▶ _Provided text_
=====

改善
Kaizen  · Today I Learned by Ville Säävuori

Setting Up macOS for Web Development

Getting your development environment running and configured has become much easier over time but it’s still a hassle to get everything set up and configured from scratch. These notes are a continuously evolving task list for my personal setup.

Applications

Terminal

Git

git config --global user.email "you@example.com"
git config --global user.name "Your Name"
git config --global init.defaultBranch main

Node

Node is almost as bad as Python with different versions so using nvm is a must. After installing it with brew, install few of the necessary versions and then set the default:

nvm install 12
nvm install 14
nvm install 16
nvm alias default 16

Now the default version does not use the latest node but the latest 16.x instead. Whenever a project needs different version, just say nvm use x to activate the needed version.

=====

▶ _Records_
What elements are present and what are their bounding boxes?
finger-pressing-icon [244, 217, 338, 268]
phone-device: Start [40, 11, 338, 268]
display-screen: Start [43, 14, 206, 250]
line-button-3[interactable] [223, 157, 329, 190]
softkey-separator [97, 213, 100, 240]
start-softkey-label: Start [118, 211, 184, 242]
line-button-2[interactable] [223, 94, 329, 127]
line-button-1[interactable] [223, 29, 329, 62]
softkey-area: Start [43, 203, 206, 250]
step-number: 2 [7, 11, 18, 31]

=====

▶ _Job 1_
Reproduce the passage of the macOS setup notes from "Setting Up macOS" up to and including "my personal setup.".
▶ _Job 2_
Carry on the notes on setting up macOS for web development, starting after their final sentence.

▶ _Task answer 1_
Setting Up macOS for Web Development

Getting your development environment running and configured has become much easier over time but it’s still a hassle to get everything set up and configured from scratch. These notes are a continuously evolving task list for my personal setup.

▶ _Task answer 2_
Python

To minimize XKCD 1987 the best way to handle Python versions is to only use pyenv. So brew install pyenv (and brew install pyenv-virtualenv). Then, importantly, add both of these lines to make sure pyenv is loaded for new terminal sessions automatically:

echo 'eval "$(pyenv init --path)"' >> ~/.zprofile
echo 'eval "$(pyenv init -)"' >> ~/.zshrc
echo 'eval "$(virtualenv-init init -)"' >> ~/.zshrc

Now just install the latest usable (ie. not the point zero version of a new release) Python version and set it as global default.

Poetry is easiest to install with the installation script.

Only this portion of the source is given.